• _Material_
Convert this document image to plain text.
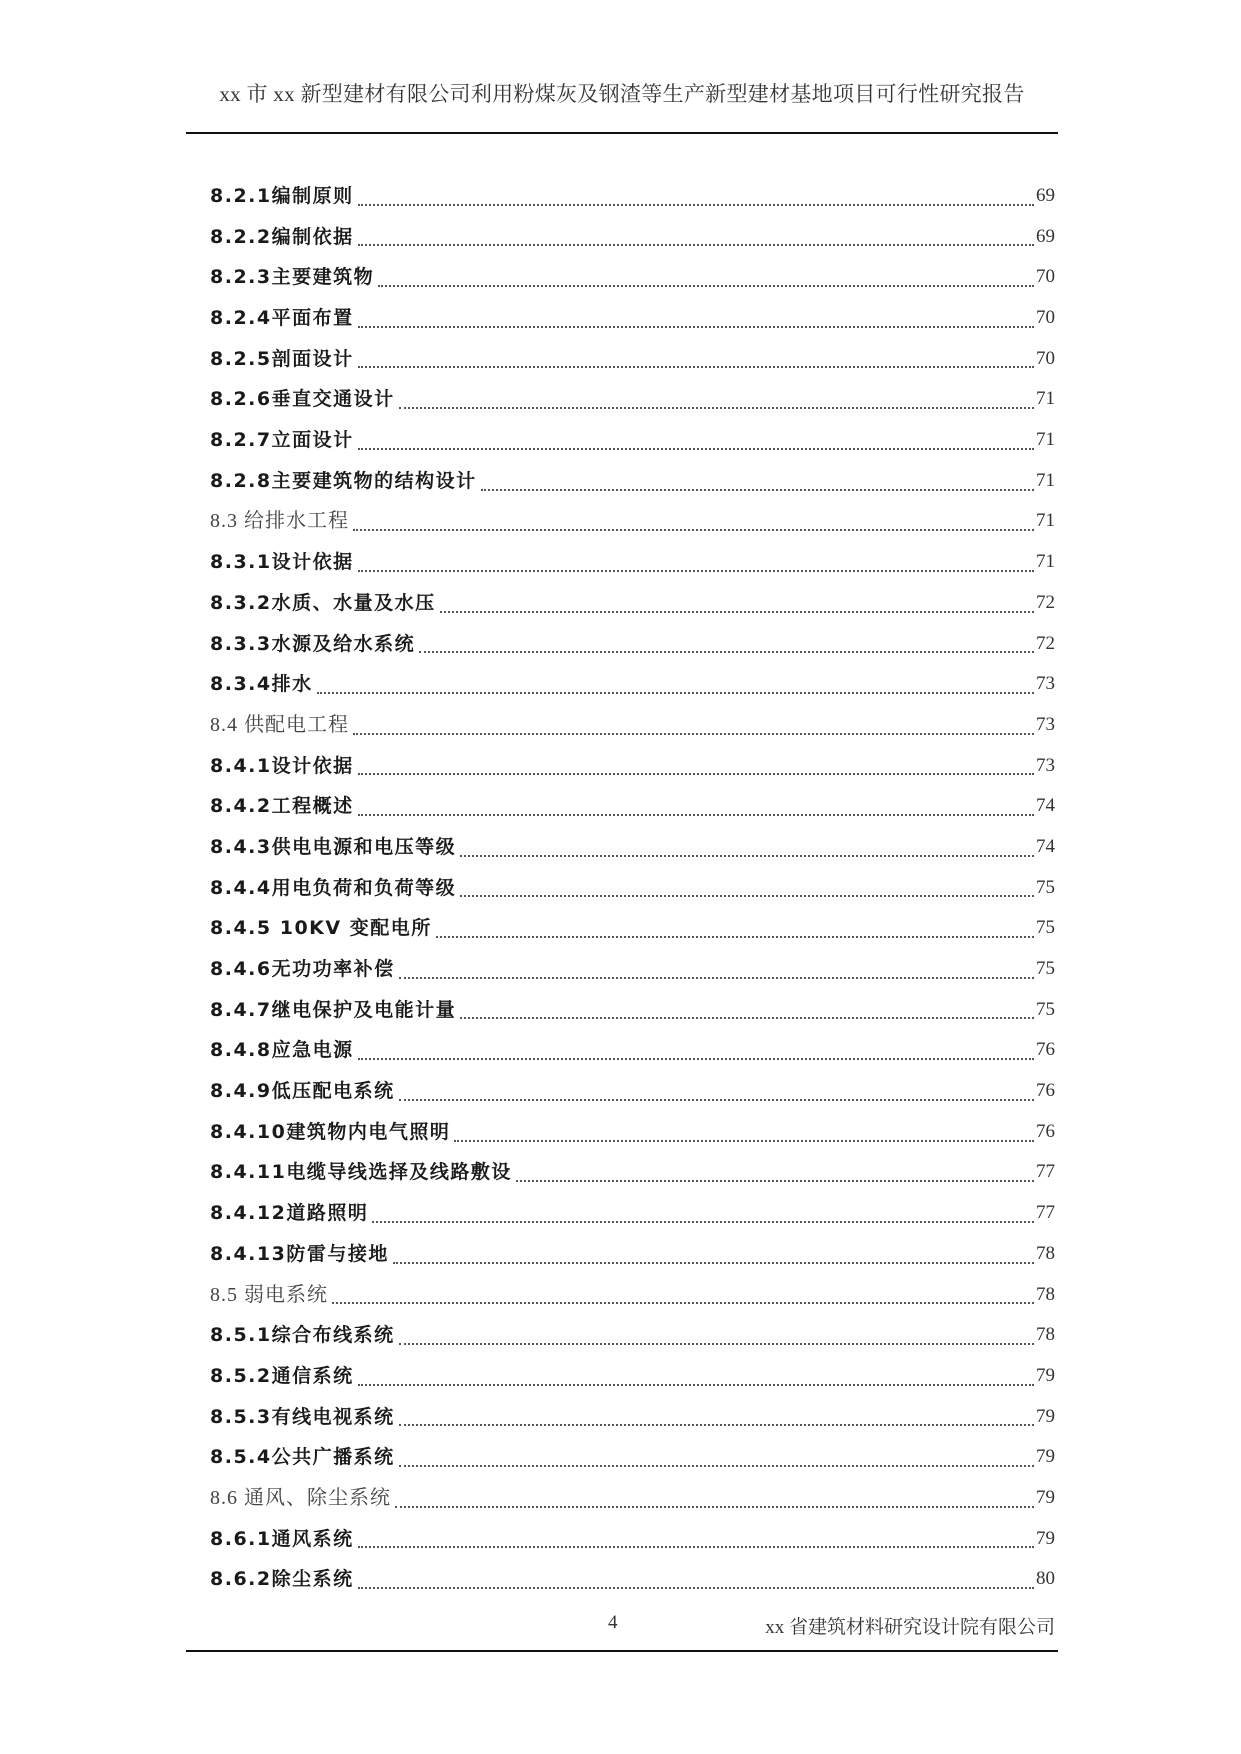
xx 市 xx 新型建材有限公司利用粉煤灰及钢渣等生产新型建材基地项目可行性研究报告
8.2.1 编制原则	69
8.2.2 编制依据	69
8.2.3 主要建筑物	70
8.2.4 平面布置	70
8.2.5 剖面设计	70
8.2.6 垂直交通设计	71
8.2.7 立面设计	71
8.2.8 主要建筑物的结构设计	71
8.3 给排水工程	71
8.3.1 设计依据	71
8.3.2 水质、水量及水压	72
8.3.3 水源及给水系统	72
8.3.4 排水	73
8.4 供配电工程	73
8.4.1 设计依据	73
8.4.2 工程概述	74
8.4.3 供电电源和电压等级	74
8.4.4 用电负荷和负荷等级	75
8.4.5 10KV 变配电所	75
8.4.6 无功功率补偿	75
8.4.7 继电保护及电能计量	75
8.4.8 应急电源	76
8.4.9 低压配电系统	76
8.4.10 建筑物内电气照明	76
8.4.11 电缆导线选择及线路敷设	77
8.4.12 道路照明	77
8.4.13 防雷与接地	78
8.5 弱电系统	78
8.5.1 综合布线系统	78
8.5.2 通信系统	79
8.5.3 有线电视系统	79
8.5.4 公共广播系统	79
8.6 通风、除尘系统	79
8.6.1 通风系统	79
8.6.2 除尘系统	80
4	xx 省建筑材料研究设计院有限公司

• _Given request_
Repeat the material verbatim. Do not carry over any picture.

• _Exercise solution_
Convert this document image to plain text.
xx 市 xx 新型建材有限公司利用粉煤灰及钢渣等生产新型建材基地项目可行性研究报告
8.2.1 编制原则	69
8.2.2 编制依据	69
8.2.3 主要建筑物	70
8.2.4 平面布置	70
8.2.5 剖面设计	70
8.2.6 垂直交通设计	71
8.2.7 立面设计	71
8.2.8 主要建筑物的结构设计	71
8.3 给排水工程	71
8.3.1 设计依据	71
8.3.2 水质、水量及水压	72
8.3.3 水源及给水系统	72
8.3.4 排水	73
8.4 供配电工程	73
8.4.1 设计依据	73
8.4.2 工程概述	74
8.4.3 供电电源和电压等级	74
8.4.4 用电负荷和负荷等级	75
8.4.5 10KV 变配电所	75
8.4.6 无功功率补偿	75
8.4.7 继电保护及电能计量	75
8.4.8 应急电源	76
8.4.9 低压配电系统	76
8.4.10 建筑物内电气照明	76
8.4.11 电缆导线选择及线路敷设	77
8.4.12 道路照明	77
8.4.13 防雷与接地	78
8.5 弱电系统	78
8.5.1 综合布线系统	78
8.5.2 通信系统	79
8.5.3 有线电视系统	79
8.5.4 公共广播系统	79
8.6 通风、除尘系统	79
8.6.1 通风系统	79
8.6.2 除尘系统	80
4	xx 省建筑材料研究设计院有限公司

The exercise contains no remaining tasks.